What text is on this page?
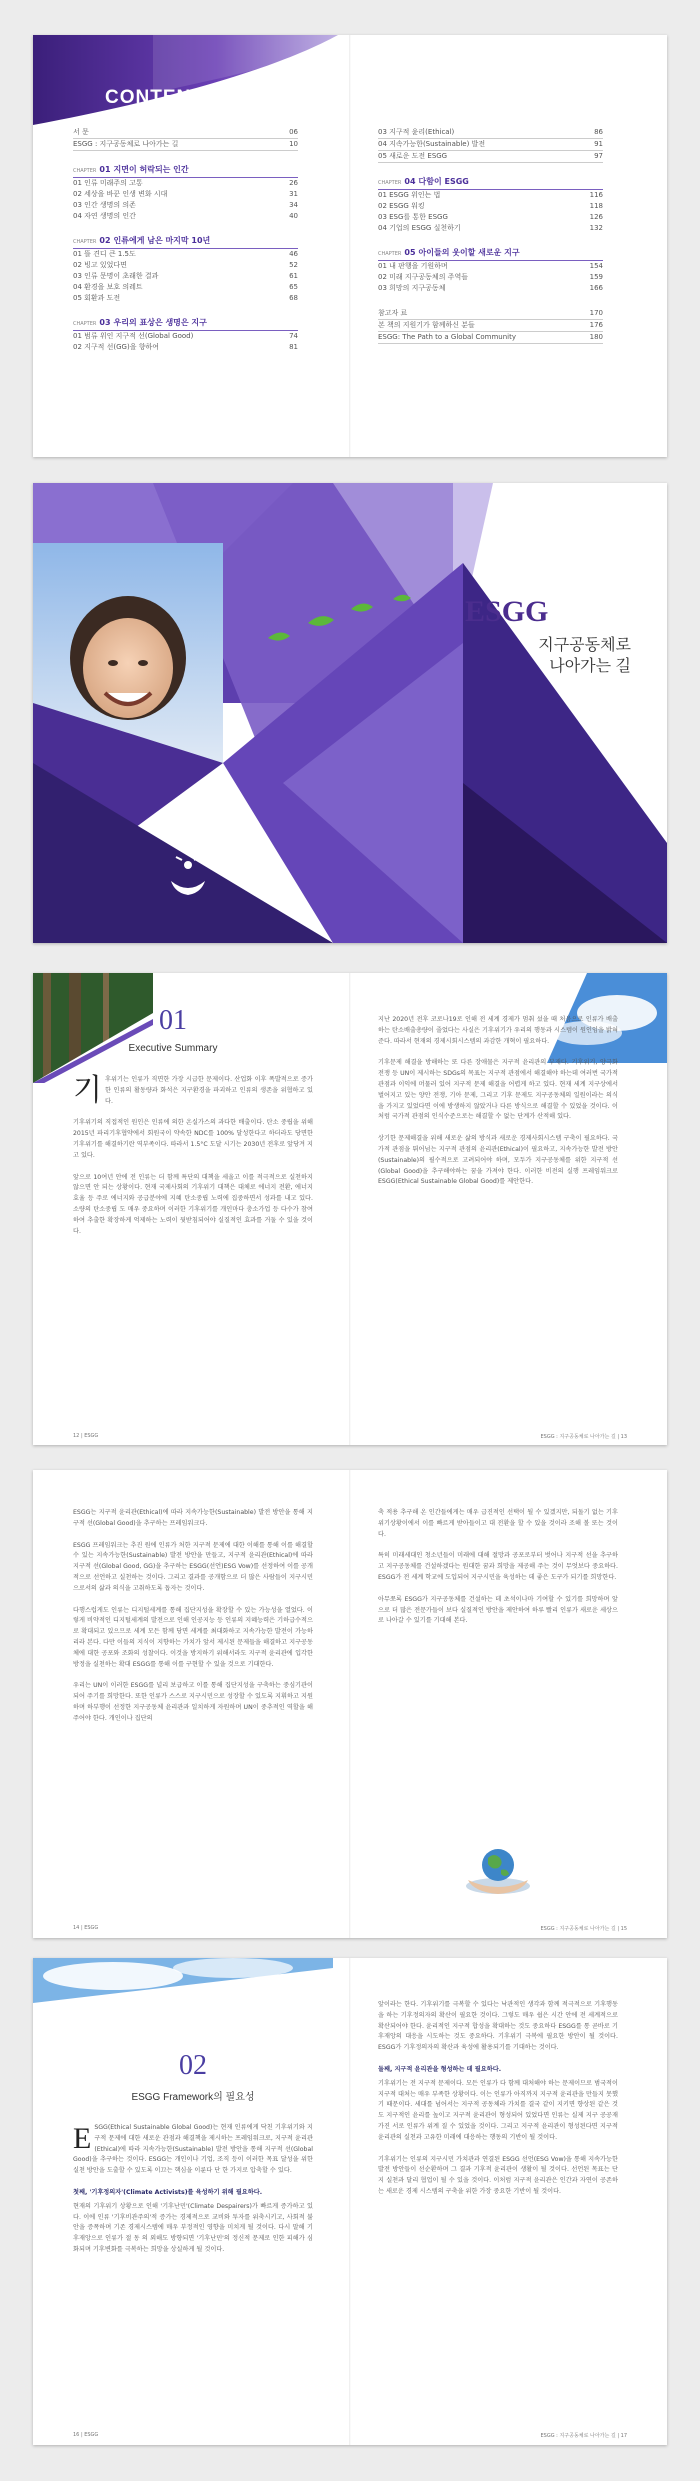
CONTENTS
서 문	06
ESGG : 지구공동체로 나아가는 길	10
CHAPTER 01 지면이 허락되는 인간
01 인류 미래주의 고통	26
02 세상을 바꾼 인생 변화 시대	31
03 인간 생명의 의존	34
04 자연 생명의 인간	40
CHAPTER 02 인류에게 남은 마지막 10년
01 뜰 견디 큰 1.5도	46
02 빙고 있었다면	52
03 인류 문명이 초래한 결과	61
04 환경을 보호 의레트	65
05 회환과 도전	68
CHAPTER 03 우리의 표상은 생명은 지구
01 범류 위인 지구적 선(Global Good)	74
02 지구적 선(GG)을 향하여	81
03 지구적 윤리(Ethical)	86
04 지속가능한(Sustainable) 발전	91
05 새로운 도전 ESGG	97
CHAPTER 04 다함이 ESGG
01 ESGG 위인는 법	116
02 ESGG 워킹	118
03 ESG를 통한 ESGG	126
04 기업의 ESGG 실천하기	132
CHAPTER 05 아이들의 웃이할 새로운 지구
01 내 판행을 기원하며	154
02 미래 지구공동체의 주역들	159
03 희망의 지구공동체	166
참고자 료	170
본 책의 지원기가 함께하신 분들	176
ESGG: The Path to a Global Community	180
ESGG
지구공동체로
나아가는 길
01
Executive Summary
기 후위기는 인류가 직면한 가장 시급한 문제이다. 산업화 이후 폭발적으로 증가한 인류의 활동량과 화석은 지구환경을 파괴하고 인류의 생존을 위협하고 있다.

기후위기의 직접적인 원인은 인류에 의한 온실가스의 과다한 배출이다. 탄소 중립을 위해 2015년 파리기후협약에서 회원국이 약속한 NDC를 100% 달성한다고 하더라도 당면한 기후위기를 해결하기란 역부족이다. 따라서 1.5°C 도달 시기는 2030년 전후로 앞당겨 지고 있다.

앞으로 10여년 안에 전 인류는 더 함께 특단의 대책을 세울고 이를 적극적으로 실천하지 않으면 안 되는 상황이다. 현재 국제사회의 기후위기 대책은 대체로 에너지 전환, 에너지 효율 등 주로 에너지와 공급분야에 지혜 탄소중립 노력에 집중하면서 성과를 내고 있다. 소량의 탄소중립 도 매우 중요하며 이러한 기후위기를 개인마다 충소가업 등 다수가 참여하여 추출한 확장하게 억제하는 노력이 뒷받침되어야 실질적인 효과를 거둘 수 있을 것이다.

지난 2020년 전후 코로나19로 인해 전 세계 경제가 멈춰 섰을 때 처음으로 인류가 배출하는 탄소배출총량이 줄었다는 사실은 기후위기가 우리의 행동과 시스템이 원인임을 밝혀준다. 따라서 현재의 경제시회시스템의 과감한 개혁이 필요하다.

기후문제 해결을 방해하는 또 다른 장애물은 지구적 윤리관의 부재다. 기후위기, 양극화 전쟁 등 UN이 제시하는 SDGs의 목표는 지구적 관점에서 해결해야 하는데 여러번 국가적 관점과 이익에 머물러 있어 지구적 문제 해결을 어렵게 하고 있다. 현재 세계 지구상에서 벌어지고 있는 양안 전쟁, 기아 문제, 그리고 기후 문제도 지구공동체의 일원이라는 의식을 가지고 있었다면 이에 방생하지 않았거나 다른 방식으로 해결할 수 있었을 것이다. 이처럼 국가적 관점의 인식수준으로는 해결할 수 없는 단계가 산적해 있다.

상기한 문제해결을 위해 새로운 삶의 방식과 새로운 경제사회시스템 구축이 필요하다. 국가적 관점을 뛰어넘는 지구적 관점의 윤리관(Ethical)이 필요하고, 지속가능한 발전 방안(Sustainable)의 필수적으로 고려되어야 하며, 모두가 지구공동체를 위한 지구적 선(Global Good)을 추구해야하는 꿈을 가져야 한다. 이러한 비전의 실행 프레임워크로 ESGG(Ethical Sustainable Global Good)를 제안한다.

12 | ESGG	ESGG : 지구공동체로 나아가는 길 | 13

ESGG는 지구적 윤리관(Ethical)에 따라 지속가능한(Sustainable) 발전 방안을 통해 지구적 선(Global Good)을 추구하는 프레임워크다.

ESGG 프레임워크는 추진 원에 인류가 처한 지구적 문제에 대한 이해를 통해 이를 해결할 수 있는 지속가능한(Sustainable) 발전 방안을 만들고, 지구적 윤리관(Ethical)에 따라 지구적 선(Global Good, GG)을 추구하는 ESGG(선언)ESG Vow)를 선정하여 이를 공개적으로 선언하고 실천하는 것이다. 그리고 결과를 공개함으로 더 많은 사람들이 지구시민으로서의 삶과 의식을 고취하도록 돕자는 것이다.

다행스럽게도 인류는 디지털세계를 통해 집단지성을 확장할 수 있는 가능성을 열었다. 이렇게 비약적인 디지털세계의 발전으로 인해 인공지능 등 인류의 지혜능력은 기하급수적으로 확대되고 있으므로 세계 모든 함께 당면 세계를 최대화하고 지속가능한 발전이 가능하리라 본다. 다만 이들의 지식이 지향하는 가치가 앞서 제시된 문제들을 해결하고 지구공동체에 대한 공포와 조화의 성찰이다. 이것을 방지하기 위해서라도 지구적 윤리관에 입각한 방정을 실천하는 확대 ESGG를 통해 이를 구현할 수 있을 것으로 기대한다.

우리는 UN이 이러한 ESGG를 널리 보급하고 이를 통해 집단지성을 구축하는 중심기관이 되어 주기를 희망한다. 또한 인류가 스스로 지구시민으로 성장할 수 있도록 지휘하고 지원하며 하부행이 선정한 지구공동체 윤리관과 일치하게 자원하며 UN이 중추적인 역할을 해 주어야 한다. 개인이나 집단의

축 적용 추구해 온 인간들에게는 매우 급진적인 선택이 될 수 있겠지만, 되돌기 없는 기후위기상황이에서 이를 빠르게 받아들이고 대 전환을 할 수 있을 것이라 조해 볼 또는 것이다.

특히 미래세대인 청소년들이 미래에 대해 절망과 공포로부터 벗어나 지구적 선을 추구하고 지구공동체를 건설하겠다는 원대한 꿈과 희망을 제공해 주는 것이 무엇보다 중요하다. ESGG가 전 세계 학교에 도입되어 지구시민을 육성하는 데 좋은 도구가 되기를 희망한다.

아무쪼록 ESGG가 지구공동체를 건설하는 데 초석이나마 기여할 수 있기를 희망하며 앞으로 더 많은 전문가들이 보다 실질적인 방안을 제안하여 하루 빨리 인류가 새로운 세상으로 나아갈 수 있기를 기대해 본다.

14 | ESGG	ESGG : 지구공동체로 나아가는 길 | 15
02
ESGG Framework의 필요성
E SGG(Ethical Sustainable Global Good)는 현재 인류에게 닥친 기후위기와 지구적 문제에 대한 새로운 관점과 해결책을 제시하는 프레임워크로, 지구적 윤리관(Ethical)에 따라 지속가능한(Sustainable) 발전 방안을 통해 지구적 선(Global Good)을 추구하는 것이다. ESGG는 개인이나 기업, 조직 등이 이러한 목표 달성을 위한 실천 방안을 도출할 수 있도록 이끄는 핵심을 이룬다 단 한 가지로 압축할 수 있다.

첫째, '기후정의자'(Climate Activists)를 육성하기 위해 필요하다.

현재의 기후위기 상황으로 인해 '기후난민'(Climate Despairers)가 빠르게 증가하고 있다. 이에 인류 '기후비관주의'적 증가는 경제적으로 교비와 투자를 위축시키고, 사회적 불안을 증폭하며 기존 경제시스템에 매우 부정적인 영향을 미치게 될 것이다. 다시 말해 기후재앙으로 인류가 절 동 의 외해도 방향되면 '기후난민'의 정신적 문제로 인한 피해가 심화되며 기후변화를 극복하는 희망을 상실하게 될 것이다.

앞이라는 한다. 기후위기를 극복할 수 있다는 낙관적인 생각과 함께 적극적으로 기후행동을 하는 기후정의자의 확산이 필요한 것이다. 그렇도 매우 쉽은 시간 안에 전 세계적으로 확산되어야 한다. 윤리적인 지구적 합성을 확대하는 것도 중요하다 ESGG를 통 곧바로 기후재앙의 대응을 시도하는 것도 중요하다. 기후위기 극복에 필요한 방안이 될 것이다. ESGG가 기후정의자의 확산과 육성에 활용되기를 기대하는 것이다.

둘째, 지구적 윤리관을 형성하는 데 필요하다.

기후위기는 전 지구적 문제이다. 모든 인류가 다 함께 대처해야 하는 문제이므로 범국적이 지구적 대처는 매우 부족한 상황이다. 이는 인류가 아직까지 지구적 윤리관을 만들지 못했기 때문이다. 세대를 넘어서는 지구적 공동체라 가치를 결국 같이 지키면 향상된 같은 것도 지구적인 윤리를 높이고 지구적 윤리관이 형성되어 있었다면 인류는 실제 지구 공공재 가진 서로 인류가 위계 질 수 있었을 것이다. 그리고 지구적 윤리관이 형성된다면 지구적 윤리관의 실천과 고유한 미래에 대응하는 행동의 기반이 될 것이다.

기후위기는 인류의 지구시민 가치관과 연결된 ESGG 선언(ESG Vow)을 통해 지속가능한 발전 방안들이 선순환하며 그 결과 기후적 윤리관이 생활이 될 것이다. 선언된 목표는 단지 실천과 달리 협업이 될 수 있을 것이다. 이처럼 지구적 윤리관은 인간과 자연이 공존하는 새로운 경제 시스템의 구축을 위한 가장 중요한 기반이 될 것이다.

16 | ESGG	ESGG : 지구공동체로 나아가는 길 | 17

TASK PROMPT
Determine the number of lines in the records that include the string "희망한다", and respond with that number only.

EXERCISE RESPONSE
2